**Data excerpts**

◆ ◆ ◆ ◆

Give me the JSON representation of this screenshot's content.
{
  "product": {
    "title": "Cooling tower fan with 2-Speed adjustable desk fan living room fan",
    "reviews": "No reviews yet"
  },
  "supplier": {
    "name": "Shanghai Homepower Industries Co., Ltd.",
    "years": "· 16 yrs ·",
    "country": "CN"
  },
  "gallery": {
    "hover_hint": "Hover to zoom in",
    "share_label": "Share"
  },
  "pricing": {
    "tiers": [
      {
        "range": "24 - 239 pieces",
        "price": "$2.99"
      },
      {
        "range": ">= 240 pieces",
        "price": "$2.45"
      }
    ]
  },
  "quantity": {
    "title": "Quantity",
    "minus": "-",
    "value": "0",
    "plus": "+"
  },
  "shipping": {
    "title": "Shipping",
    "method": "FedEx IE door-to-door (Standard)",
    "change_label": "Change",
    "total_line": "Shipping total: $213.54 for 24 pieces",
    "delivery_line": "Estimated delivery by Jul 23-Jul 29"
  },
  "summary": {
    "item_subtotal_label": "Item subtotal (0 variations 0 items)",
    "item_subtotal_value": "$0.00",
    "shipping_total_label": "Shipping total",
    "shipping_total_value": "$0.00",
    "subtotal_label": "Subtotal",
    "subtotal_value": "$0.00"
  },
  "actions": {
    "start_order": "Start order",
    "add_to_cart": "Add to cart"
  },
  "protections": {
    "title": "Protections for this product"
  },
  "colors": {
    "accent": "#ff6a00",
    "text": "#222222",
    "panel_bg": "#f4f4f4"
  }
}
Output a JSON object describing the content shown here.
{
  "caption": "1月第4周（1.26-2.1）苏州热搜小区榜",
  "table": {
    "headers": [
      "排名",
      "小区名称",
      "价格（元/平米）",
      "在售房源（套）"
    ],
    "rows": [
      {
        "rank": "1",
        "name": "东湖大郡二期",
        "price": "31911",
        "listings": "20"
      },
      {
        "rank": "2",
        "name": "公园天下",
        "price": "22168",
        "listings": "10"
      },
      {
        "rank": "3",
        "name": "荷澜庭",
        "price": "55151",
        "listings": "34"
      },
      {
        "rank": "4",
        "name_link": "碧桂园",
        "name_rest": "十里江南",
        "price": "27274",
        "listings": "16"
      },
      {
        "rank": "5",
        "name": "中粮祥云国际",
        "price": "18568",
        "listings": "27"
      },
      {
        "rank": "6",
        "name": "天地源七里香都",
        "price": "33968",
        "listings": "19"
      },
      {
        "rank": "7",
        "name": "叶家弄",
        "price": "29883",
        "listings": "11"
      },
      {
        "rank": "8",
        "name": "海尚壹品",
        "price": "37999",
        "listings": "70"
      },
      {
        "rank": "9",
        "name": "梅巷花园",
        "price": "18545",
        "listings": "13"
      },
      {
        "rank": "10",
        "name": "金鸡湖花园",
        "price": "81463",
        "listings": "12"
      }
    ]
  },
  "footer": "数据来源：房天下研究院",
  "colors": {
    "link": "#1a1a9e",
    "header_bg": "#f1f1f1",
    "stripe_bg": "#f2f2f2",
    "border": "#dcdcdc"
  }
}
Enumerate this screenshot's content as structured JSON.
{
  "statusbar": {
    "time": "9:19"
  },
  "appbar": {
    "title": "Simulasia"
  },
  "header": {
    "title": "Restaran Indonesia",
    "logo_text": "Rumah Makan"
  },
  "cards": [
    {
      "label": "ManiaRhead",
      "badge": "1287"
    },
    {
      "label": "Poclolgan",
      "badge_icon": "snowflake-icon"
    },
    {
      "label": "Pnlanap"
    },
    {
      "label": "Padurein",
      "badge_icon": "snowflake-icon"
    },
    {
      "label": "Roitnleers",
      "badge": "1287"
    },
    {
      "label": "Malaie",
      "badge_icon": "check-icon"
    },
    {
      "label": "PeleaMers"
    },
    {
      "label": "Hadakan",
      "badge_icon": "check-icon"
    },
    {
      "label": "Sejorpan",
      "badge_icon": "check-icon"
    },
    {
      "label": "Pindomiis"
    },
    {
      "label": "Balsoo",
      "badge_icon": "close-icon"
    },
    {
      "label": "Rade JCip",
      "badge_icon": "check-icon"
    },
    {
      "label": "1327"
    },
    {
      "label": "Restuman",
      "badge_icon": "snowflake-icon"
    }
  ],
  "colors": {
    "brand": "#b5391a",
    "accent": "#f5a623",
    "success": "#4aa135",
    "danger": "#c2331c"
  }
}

◆ ◆ ◆ ◆

**EXERCISE BRIEF**
Determine the count of lines in the data above with the string "price" in them, and give that count alone.

**ANSWER BELOW**
12